**YOUR OBJECTIVE**. Copy out each line of the material in which the word "houses" appears.

━━ INPUT DATA

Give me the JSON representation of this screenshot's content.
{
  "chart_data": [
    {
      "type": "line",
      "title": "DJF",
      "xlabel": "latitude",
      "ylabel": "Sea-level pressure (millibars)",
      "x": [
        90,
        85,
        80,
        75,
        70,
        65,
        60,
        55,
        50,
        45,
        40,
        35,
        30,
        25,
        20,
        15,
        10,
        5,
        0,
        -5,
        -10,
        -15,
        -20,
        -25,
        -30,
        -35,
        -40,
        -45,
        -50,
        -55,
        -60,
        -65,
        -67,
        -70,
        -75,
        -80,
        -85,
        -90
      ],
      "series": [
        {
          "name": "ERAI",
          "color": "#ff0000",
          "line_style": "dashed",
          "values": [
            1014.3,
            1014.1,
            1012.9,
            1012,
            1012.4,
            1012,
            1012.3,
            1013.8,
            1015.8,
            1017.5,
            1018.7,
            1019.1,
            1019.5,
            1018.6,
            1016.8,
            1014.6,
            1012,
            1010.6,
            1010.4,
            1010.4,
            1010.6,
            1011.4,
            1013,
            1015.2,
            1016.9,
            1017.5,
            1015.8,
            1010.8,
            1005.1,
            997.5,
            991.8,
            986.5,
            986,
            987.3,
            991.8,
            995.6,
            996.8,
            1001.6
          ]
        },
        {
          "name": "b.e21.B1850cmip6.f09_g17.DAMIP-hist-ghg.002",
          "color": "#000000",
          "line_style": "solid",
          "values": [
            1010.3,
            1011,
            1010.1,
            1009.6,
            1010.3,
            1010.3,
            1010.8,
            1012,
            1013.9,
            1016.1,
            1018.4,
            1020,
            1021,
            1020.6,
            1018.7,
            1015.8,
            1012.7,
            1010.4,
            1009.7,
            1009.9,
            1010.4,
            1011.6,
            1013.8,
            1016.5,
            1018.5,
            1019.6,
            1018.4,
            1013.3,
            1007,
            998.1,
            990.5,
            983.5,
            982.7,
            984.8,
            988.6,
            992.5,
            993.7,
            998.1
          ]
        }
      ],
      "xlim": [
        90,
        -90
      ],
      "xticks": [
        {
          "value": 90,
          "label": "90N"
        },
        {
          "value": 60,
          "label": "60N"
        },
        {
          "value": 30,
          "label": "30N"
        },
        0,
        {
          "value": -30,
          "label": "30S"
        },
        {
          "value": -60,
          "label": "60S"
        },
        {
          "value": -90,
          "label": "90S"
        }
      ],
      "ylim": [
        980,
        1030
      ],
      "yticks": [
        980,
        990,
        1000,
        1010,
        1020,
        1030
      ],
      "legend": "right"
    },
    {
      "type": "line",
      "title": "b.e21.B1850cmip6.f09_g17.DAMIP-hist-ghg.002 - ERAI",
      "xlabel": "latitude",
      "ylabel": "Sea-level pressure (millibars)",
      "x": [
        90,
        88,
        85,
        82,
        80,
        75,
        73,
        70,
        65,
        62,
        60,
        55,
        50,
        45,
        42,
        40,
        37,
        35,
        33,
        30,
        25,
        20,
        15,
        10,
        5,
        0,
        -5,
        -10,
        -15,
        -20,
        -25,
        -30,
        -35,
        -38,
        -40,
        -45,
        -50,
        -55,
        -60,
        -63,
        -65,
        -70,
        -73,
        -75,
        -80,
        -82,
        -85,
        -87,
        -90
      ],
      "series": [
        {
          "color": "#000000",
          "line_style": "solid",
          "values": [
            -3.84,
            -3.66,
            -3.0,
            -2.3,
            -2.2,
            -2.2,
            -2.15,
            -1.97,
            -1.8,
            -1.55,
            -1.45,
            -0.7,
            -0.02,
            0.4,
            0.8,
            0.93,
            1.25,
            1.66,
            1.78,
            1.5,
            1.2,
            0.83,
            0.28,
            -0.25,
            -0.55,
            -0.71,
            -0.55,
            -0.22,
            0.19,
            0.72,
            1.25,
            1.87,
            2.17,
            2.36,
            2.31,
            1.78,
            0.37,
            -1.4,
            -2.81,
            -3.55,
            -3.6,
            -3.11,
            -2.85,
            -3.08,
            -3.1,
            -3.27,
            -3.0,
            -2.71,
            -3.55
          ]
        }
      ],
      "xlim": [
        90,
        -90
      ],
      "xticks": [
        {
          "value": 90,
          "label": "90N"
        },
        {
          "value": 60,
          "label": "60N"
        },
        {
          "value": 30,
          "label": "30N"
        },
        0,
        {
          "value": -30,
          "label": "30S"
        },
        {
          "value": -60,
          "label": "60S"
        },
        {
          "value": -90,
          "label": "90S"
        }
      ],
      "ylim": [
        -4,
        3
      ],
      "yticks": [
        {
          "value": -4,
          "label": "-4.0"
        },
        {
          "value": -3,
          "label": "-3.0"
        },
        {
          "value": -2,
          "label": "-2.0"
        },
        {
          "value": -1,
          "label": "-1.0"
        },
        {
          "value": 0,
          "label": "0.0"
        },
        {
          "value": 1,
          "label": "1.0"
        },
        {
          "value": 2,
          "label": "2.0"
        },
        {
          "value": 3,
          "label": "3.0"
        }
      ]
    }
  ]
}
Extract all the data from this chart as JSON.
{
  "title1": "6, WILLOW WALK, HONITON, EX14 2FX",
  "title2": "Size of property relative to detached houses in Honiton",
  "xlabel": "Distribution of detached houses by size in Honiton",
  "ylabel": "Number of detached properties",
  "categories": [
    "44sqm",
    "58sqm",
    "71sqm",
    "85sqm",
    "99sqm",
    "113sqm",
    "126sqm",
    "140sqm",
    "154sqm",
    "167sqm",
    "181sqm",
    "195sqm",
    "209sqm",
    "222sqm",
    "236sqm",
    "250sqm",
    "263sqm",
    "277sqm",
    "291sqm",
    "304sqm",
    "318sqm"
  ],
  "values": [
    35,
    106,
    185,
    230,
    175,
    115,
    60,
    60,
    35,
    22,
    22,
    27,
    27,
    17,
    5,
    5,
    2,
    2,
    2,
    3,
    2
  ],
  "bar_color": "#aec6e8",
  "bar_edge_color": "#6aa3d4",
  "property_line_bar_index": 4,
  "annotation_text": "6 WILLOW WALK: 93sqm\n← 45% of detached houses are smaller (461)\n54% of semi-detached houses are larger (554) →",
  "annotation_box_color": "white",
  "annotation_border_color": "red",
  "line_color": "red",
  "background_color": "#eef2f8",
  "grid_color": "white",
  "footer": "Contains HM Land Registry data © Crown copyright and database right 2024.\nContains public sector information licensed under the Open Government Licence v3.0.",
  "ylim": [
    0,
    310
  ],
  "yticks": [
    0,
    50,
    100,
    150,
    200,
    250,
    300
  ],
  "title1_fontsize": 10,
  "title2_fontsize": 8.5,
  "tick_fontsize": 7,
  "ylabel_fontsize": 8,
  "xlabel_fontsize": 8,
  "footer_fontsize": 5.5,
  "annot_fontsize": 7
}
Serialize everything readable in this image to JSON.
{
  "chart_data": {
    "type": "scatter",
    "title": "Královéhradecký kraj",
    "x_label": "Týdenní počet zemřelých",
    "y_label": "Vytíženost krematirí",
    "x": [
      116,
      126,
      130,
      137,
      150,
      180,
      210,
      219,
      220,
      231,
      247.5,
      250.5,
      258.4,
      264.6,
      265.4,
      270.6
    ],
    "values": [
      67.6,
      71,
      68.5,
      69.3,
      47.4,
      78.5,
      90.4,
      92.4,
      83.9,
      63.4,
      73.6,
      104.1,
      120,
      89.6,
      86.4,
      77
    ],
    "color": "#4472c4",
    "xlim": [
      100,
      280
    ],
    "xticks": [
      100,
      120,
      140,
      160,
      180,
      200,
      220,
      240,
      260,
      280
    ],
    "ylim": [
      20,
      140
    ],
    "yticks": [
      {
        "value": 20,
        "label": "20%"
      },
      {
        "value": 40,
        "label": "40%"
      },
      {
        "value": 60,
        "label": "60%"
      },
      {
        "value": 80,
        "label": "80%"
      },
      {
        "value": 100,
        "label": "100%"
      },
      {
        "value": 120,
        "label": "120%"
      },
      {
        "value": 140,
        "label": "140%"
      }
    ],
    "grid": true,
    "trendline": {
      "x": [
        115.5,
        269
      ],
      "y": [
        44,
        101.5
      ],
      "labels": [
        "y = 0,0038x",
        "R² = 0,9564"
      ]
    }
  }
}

━━━━

**ANSWER FOR THIS EXERCISE**.
  "title2": "Size of property relative to detached houses in Honiton",
  "xlabel": "Distribution of detached houses by size in Honiton",
  "annotation_text": "6 WILLOW WALK: 93sqm\n← 45% of detached houses are smaller (461)\n54% of semi-detached houses are larger (554) →",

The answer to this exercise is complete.